The input -
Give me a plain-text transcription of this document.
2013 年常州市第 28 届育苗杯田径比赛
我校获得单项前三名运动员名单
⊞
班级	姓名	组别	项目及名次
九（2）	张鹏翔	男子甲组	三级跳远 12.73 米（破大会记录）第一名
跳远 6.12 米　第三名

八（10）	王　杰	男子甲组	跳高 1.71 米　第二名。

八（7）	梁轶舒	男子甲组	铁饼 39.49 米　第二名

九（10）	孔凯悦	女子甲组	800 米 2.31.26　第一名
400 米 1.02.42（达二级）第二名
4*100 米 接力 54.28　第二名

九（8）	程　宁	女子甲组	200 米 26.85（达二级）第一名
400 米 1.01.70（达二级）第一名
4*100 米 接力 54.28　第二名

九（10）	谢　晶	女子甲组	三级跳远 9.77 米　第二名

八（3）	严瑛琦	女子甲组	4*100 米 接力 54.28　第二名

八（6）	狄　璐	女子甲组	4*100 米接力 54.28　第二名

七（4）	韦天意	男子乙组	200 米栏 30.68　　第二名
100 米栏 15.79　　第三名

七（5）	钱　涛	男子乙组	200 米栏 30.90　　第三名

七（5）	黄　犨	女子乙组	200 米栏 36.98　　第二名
--
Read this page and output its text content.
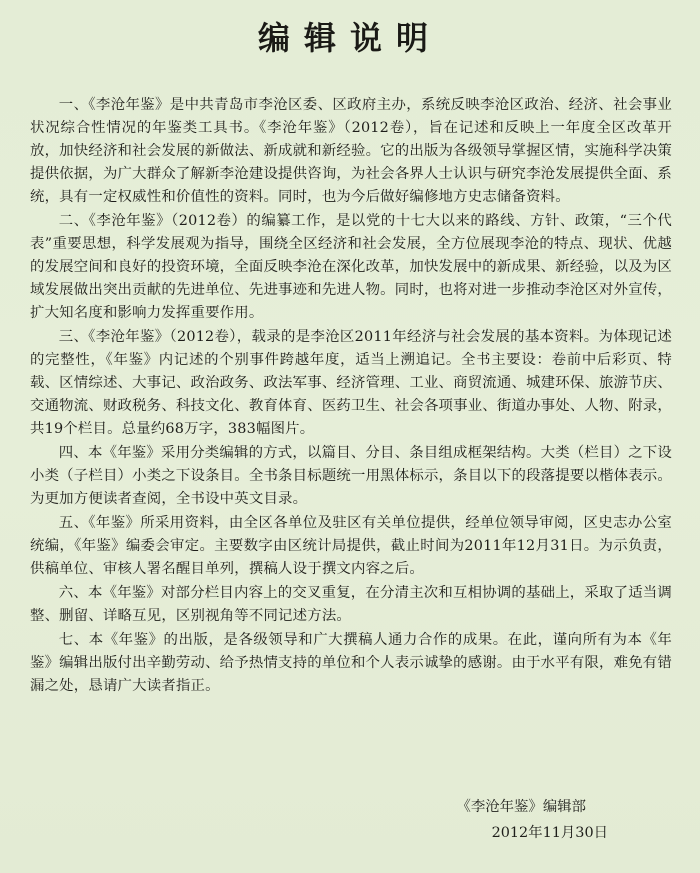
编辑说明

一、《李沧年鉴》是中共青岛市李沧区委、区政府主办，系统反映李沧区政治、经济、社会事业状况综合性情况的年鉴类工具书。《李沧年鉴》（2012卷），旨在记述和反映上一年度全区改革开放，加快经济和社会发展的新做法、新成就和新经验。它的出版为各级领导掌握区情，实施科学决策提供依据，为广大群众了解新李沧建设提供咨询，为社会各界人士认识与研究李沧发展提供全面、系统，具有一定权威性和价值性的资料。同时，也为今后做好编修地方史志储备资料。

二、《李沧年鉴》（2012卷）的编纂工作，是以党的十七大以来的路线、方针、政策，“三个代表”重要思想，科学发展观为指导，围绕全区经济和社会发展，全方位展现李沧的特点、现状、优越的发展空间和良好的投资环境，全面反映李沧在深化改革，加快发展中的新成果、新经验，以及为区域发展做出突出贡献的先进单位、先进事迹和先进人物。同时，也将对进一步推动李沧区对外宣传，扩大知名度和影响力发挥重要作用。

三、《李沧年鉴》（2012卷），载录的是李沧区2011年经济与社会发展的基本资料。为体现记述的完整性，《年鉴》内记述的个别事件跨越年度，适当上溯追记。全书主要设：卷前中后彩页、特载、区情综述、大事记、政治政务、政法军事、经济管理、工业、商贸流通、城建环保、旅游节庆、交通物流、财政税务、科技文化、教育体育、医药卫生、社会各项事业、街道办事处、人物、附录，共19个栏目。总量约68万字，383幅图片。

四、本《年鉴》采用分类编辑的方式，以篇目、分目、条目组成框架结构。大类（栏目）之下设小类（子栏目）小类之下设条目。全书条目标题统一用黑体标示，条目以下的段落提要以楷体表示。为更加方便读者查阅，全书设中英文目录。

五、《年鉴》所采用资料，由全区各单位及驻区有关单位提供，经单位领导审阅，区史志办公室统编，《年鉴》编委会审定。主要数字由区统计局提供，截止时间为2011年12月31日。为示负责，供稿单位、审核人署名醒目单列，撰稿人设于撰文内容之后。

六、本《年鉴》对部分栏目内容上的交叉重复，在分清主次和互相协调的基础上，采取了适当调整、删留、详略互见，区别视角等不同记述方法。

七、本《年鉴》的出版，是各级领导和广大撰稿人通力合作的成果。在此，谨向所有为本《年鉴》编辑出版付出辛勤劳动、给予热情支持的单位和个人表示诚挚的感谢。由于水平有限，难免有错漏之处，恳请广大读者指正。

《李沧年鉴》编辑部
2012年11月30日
* * *
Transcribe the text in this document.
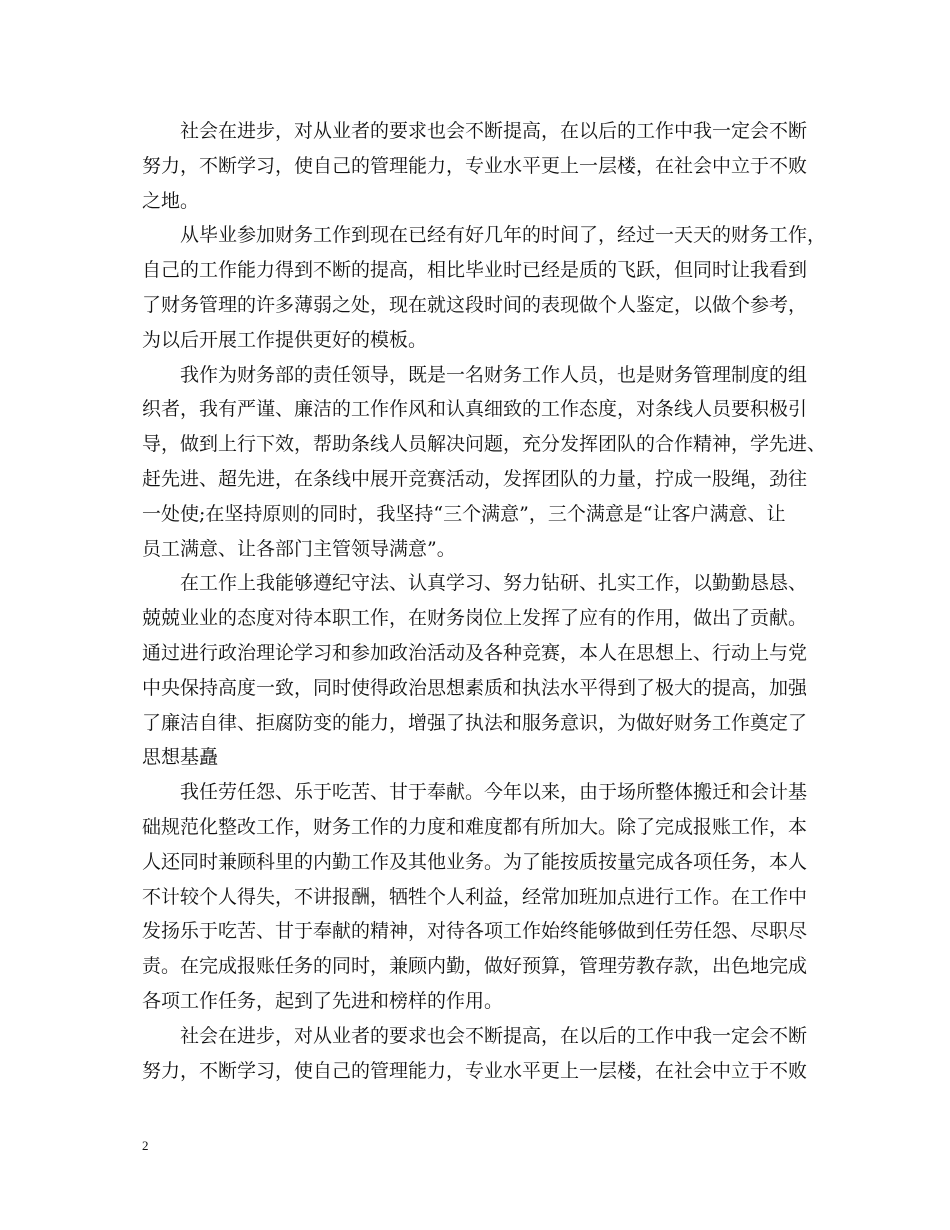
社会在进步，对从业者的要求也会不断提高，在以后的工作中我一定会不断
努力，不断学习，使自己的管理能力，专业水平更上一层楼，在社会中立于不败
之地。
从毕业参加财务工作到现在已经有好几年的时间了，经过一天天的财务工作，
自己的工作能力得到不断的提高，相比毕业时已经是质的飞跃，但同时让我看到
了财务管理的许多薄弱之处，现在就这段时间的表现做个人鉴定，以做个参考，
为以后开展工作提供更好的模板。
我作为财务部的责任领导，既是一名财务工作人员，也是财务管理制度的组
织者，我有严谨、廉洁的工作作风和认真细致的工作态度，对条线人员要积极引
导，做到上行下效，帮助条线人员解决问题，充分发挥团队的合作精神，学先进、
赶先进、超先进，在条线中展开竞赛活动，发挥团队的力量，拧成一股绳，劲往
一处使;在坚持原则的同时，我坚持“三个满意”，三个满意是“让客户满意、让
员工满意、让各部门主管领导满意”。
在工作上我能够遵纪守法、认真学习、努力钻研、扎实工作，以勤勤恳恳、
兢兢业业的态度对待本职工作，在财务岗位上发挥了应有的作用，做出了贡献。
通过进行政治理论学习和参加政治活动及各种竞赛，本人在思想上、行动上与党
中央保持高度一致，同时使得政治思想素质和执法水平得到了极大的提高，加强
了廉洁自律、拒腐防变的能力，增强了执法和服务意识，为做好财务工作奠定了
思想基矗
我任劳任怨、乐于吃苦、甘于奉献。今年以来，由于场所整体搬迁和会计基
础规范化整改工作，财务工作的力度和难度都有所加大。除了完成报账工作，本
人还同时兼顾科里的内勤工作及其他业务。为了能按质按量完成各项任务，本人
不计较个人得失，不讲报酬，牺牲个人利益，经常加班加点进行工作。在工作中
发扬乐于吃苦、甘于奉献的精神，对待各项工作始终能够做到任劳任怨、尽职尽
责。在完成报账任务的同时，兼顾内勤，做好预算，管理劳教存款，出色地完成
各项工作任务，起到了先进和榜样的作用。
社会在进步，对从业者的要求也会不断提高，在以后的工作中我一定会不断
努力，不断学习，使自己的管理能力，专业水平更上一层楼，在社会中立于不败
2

Task goal -
Find the lines above that contain the word "男子甲组" and collect them.

Task answer -
九（2）	张鹏翔	男子甲组	三级跳远 12.73 米（破大会记录）第一名
八（10）	王　杰	男子甲组	跳高 1.71 米　第二名。
八（7）	梁轶舒	男子甲组	铁饼 39.49 米　第二名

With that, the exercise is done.